**Short problem**
Please copy all the lines that follow, word for word.

**Provided records**
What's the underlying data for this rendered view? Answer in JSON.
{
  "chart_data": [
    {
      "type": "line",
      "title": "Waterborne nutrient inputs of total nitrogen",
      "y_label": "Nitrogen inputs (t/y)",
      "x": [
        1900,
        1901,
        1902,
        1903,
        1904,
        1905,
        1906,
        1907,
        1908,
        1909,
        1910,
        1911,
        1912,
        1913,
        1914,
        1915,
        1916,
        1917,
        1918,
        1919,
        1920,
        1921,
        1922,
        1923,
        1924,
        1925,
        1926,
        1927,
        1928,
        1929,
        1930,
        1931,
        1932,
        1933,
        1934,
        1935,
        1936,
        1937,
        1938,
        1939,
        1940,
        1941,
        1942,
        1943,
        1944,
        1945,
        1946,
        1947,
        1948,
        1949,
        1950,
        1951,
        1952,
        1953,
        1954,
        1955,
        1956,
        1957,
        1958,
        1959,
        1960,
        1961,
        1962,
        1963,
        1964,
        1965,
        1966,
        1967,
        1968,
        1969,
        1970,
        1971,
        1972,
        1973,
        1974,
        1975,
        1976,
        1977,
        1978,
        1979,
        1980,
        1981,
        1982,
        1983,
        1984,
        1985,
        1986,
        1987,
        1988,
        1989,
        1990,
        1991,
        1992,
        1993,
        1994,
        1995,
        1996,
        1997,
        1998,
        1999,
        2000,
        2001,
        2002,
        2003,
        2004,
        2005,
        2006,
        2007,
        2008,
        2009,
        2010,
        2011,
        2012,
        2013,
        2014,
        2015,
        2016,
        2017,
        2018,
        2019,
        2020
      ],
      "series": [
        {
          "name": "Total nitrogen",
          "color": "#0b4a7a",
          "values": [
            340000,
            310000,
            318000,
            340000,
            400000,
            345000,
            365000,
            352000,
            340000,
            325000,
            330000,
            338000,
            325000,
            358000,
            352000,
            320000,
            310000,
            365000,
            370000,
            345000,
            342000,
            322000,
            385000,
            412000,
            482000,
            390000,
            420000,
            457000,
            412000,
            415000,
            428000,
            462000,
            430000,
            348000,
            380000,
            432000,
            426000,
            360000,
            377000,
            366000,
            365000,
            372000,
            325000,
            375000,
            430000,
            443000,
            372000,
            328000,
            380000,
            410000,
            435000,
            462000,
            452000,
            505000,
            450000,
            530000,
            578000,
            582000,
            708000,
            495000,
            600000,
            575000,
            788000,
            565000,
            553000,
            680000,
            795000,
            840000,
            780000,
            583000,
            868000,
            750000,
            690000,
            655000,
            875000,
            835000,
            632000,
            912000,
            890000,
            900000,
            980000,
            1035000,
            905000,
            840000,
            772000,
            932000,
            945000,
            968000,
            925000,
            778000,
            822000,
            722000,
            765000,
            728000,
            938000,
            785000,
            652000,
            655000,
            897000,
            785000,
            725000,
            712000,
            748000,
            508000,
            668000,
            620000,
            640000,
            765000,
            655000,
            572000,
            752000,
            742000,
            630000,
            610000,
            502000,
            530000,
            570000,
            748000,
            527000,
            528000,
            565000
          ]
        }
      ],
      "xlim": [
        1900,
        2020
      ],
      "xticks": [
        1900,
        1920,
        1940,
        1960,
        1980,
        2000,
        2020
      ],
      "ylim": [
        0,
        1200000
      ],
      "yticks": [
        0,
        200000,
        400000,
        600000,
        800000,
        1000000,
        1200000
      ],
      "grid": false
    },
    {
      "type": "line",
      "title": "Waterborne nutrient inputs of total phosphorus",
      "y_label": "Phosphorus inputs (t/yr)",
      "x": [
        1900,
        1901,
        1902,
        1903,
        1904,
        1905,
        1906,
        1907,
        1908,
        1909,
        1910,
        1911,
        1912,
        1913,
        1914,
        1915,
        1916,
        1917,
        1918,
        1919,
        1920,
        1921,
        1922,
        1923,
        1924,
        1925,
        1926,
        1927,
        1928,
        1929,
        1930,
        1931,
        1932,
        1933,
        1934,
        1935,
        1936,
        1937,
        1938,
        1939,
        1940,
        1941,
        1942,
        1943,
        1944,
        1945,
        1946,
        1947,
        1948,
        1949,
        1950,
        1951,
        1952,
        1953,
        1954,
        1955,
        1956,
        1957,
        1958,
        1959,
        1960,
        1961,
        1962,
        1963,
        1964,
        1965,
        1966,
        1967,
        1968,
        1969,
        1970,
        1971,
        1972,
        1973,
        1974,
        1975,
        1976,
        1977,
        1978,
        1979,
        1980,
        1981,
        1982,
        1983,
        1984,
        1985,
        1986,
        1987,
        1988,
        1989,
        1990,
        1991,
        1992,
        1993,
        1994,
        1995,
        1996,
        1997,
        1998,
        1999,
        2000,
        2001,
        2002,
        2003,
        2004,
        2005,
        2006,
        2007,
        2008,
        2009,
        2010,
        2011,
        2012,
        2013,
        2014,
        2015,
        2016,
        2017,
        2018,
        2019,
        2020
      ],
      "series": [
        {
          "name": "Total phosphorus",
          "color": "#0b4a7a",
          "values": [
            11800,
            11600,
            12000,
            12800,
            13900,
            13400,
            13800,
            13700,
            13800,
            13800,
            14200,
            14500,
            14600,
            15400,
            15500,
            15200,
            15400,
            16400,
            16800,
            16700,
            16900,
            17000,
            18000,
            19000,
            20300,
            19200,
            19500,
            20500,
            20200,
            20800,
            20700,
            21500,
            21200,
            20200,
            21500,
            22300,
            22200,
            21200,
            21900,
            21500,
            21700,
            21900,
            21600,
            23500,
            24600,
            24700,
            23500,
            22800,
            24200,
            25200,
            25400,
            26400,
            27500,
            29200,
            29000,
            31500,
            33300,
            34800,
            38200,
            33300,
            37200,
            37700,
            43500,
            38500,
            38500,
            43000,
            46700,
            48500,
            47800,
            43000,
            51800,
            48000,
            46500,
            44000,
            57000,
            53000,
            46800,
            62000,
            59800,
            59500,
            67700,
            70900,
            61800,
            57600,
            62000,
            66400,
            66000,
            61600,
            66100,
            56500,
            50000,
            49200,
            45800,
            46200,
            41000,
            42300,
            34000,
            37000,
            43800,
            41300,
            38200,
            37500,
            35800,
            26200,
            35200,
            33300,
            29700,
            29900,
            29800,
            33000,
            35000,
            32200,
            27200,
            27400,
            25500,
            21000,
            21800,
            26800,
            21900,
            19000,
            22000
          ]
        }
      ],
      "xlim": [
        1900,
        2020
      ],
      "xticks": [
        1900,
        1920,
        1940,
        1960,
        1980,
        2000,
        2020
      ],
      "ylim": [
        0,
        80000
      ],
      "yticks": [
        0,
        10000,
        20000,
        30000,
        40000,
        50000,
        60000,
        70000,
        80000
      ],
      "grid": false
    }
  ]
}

**Exercise output**
What's the underlying data for this rendered view? Answer in JSON.
{
  "chart_data": [
    {
      "type": "line",
      "title": "Waterborne nutrient inputs of total nitrogen",
      "y_label": "Nitrogen inputs (t/y)",
      "x": [
        1900,
        1901,
        1902,
        1903,
        1904,
        1905,
        1906,
        1907,
        1908,
        1909,
        1910,
        1911,
        1912,
        1913,
        1914,
        1915,
        1916,
        1917,
        1918,
        1919,
        1920,
        1921,
        1922,
        1923,
        1924,
        1925,
        1926,
        1927,
        1928,
        1929,
        1930,
        1931,
        1932,
        1933,
        1934,
        1935,
        1936,
        1937,
        1938,
        1939,
        1940,
        1941,
        1942,
        1943,
        1944,
        1945,
        1946,
        1947,
        1948,
        1949,
        1950,
        1951,
        1952,
        1953,
        1954,
        1955,
        1956,
        1957,
        1958,
        1959,
        1960,
        1961,
        1962,
        1963,
        1964,
        1965,
        1966,
        1967,
        1968,
        1969,
        1970,
        1971,
        1972,
        1973,
        1974,
        1975,
        1976,
        1977,
        1978,
        1979,
        1980,
        1981,
        1982,
        1983,
        1984,
        1985,
        1986,
        1987,
        1988,
        1989,
        1990,
        1991,
        1992,
        1993,
        1994,
        1995,
        1996,
        1997,
        1998,
        1999,
        2000,
        2001,
        2002,
        2003,
        2004,
        2005,
        2006,
        2007,
        2008,
        2009,
        2010,
        2011,
        2012,
        2013,
        2014,
        2015,
        2016,
        2017,
        2018,
        2019,
        2020
      ],
      "series": [
        {
          "name": "Total nitrogen",
          "color": "#0b4a7a",
          "values": [
            340000,
            310000,
            318000,
            340000,
            400000,
            345000,
            365000,
            352000,
            340000,
            325000,
            330000,
            338000,
            325000,
            358000,
            352000,
            320000,
            310000,
            365000,
            370000,
            345000,
            342000,
            322000,
            385000,
            412000,
            482000,
            390000,
            420000,
            457000,
            412000,
            415000,
            428000,
            462000,
            430000,
            348000,
            380000,
            432000,
            426000,
            360000,
            377000,
            366000,
            365000,
            372000,
            325000,
            375000,
            430000,
            443000,
            372000,
            328000,
            380000,
            410000,
            435000,
            462000,
            452000,
            505000,
            450000,
            530000,
            578000,
            582000,
            708000,
            495000,
            600000,
            575000,
            788000,
            565000,
            553000,
            680000,
            795000,
            840000,
            780000,
            583000,
            868000,
            750000,
            690000,
            655000,
            875000,
            835000,
            632000,
            912000,
            890000,
            900000,
            980000,
            1035000,
            905000,
            840000,
            772000,
            932000,
            945000,
            968000,
            925000,
            778000,
            822000,
            722000,
            765000,
            728000,
            938000,
            785000,
            652000,
            655000,
            897000,
            785000,
            725000,
            712000,
            748000,
            508000,
            668000,
            620000,
            640000,
            765000,
            655000,
            572000,
            752000,
            742000,
            630000,
            610000,
            502000,
            530000,
            570000,
            748000,
            527000,
            528000,
            565000
          ]
        }
      ],
      "xlim": [
        1900,
        2020
      ],
      "xticks": [
        1900,
        1920,
        1940,
        1960,
        1980,
        2000,
        2020
      ],
      "ylim": [
        0,
        1200000
      ],
      "yticks": [
        0,
        200000,
        400000,
        600000,
        800000,
        1000000,
        1200000
      ],
      "grid": false
    },
    {
      "type": "line",
      "title": "Waterborne nutrient inputs of total phosphorus",
      "y_label": "Phosphorus inputs (t/yr)",
      "x": [
        1900,
        1901,
        1902,
        1903,
        1904,
        1905,
        1906,
        1907,
        1908,
        1909,
        1910,
        1911,
        1912,
        1913,
        1914,
        1915,
        1916,
        1917,
        1918,
        1919,
        1920,
        1921,
        1922,
        1923,
        1924,
        1925,
        1926,
        1927,
        1928,
        1929,
        1930,
        1931,
        1932,
        1933,
        1934,
        1935,
        1936,
        1937,
        1938,
        1939,
        1940,
        1941,
        1942,
        1943,
        1944,
        1945,
        1946,
        1947,
        1948,
        1949,
        1950,
        1951,
        1952,
        1953,
        1954,
        1955,
        1956,
        1957,
        1958,
        1959,
        1960,
        1961,
        1962,
        1963,
        1964,
        1965,
        1966,
        1967,
        1968,
        1969,
        1970,
        1971,
        1972,
        1973,
        1974,
        1975,
        1976,
        1977,
        1978,
        1979,
        1980,
        1981,
        1982,
        1983,
        1984,
        1985,
        1986,
        1987,
        1988,
        1989,
        1990,
        1991,
        1992,
        1993,
        1994,
        1995,
        1996,
        1997,
        1998,
        1999,
        2000,
        2001,
        2002,
        2003,
        2004,
        2005,
        2006,
        2007,
        2008,
        2009,
        2010,
        2011,
        2012,
        2013,
        2014,
        2015,
        2016,
        2017,
        2018,
        2019,
        2020
      ],
      "series": [
        {
          "name": "Total phosphorus",
          "color": "#0b4a7a",
          "values": [
            11800,
            11600,
            12000,
            12800,
            13900,
            13400,
            13800,
            13700,
            13800,
            13800,
            14200,
            14500,
            14600,
            15400,
            15500,
            15200,
            15400,
            16400,
            16800,
            16700,
            16900,
            17000,
            18000,
            19000,
            20300,
            19200,
            19500,
            20500,
            20200,
            20800,
            20700,
            21500,
            21200,
            20200,
            21500,
            22300,
            22200,
            21200,
            21900,
            21500,
            21700,
            21900,
            21600,
            23500,
            24600,
            24700,
            23500,
            22800,
            24200,
            25200,
            25400,
            26400,
            27500,
            29200,
            29000,
            31500,
            33300,
            34800,
            38200,
            33300,
            37200,
            37700,
            43500,
            38500,
            38500,
            43000,
            46700,
            48500,
            47800,
            43000,
            51800,
            48000,
            46500,
            44000,
            57000,
            53000,
            46800,
            62000,
            59800,
            59500,
            67700,
            70900,
            61800,
            57600,
            62000,
            66400,
            66000,
            61600,
            66100,
            56500,
            50000,
            49200,
            45800,
            46200,
            41000,
            42300,
            34000,
            37000,
            43800,
            41300,
            38200,
            37500,
            35800,
            26200,
            35200,
            33300,
            29700,
            29900,
            29800,
            33000,
            35000,
            32200,
            27200,
            27400,
            25500,
            21000,
            21800,
            26800,
            21900,
            19000,
            22000
          ]
        }
      ],
      "xlim": [
        1900,
        2020
      ],
      "xticks": [
        1900,
        1920,
        1940,
        1960,
        1980,
        2000,
        2020
      ],
      "ylim": [
        0,
        80000
      ],
      "yticks": [
        0,
        10000,
        20000,
        30000,
        40000,
        50000,
        60000,
        70000,
        80000
      ],
      "grid": false
    }
  ]
}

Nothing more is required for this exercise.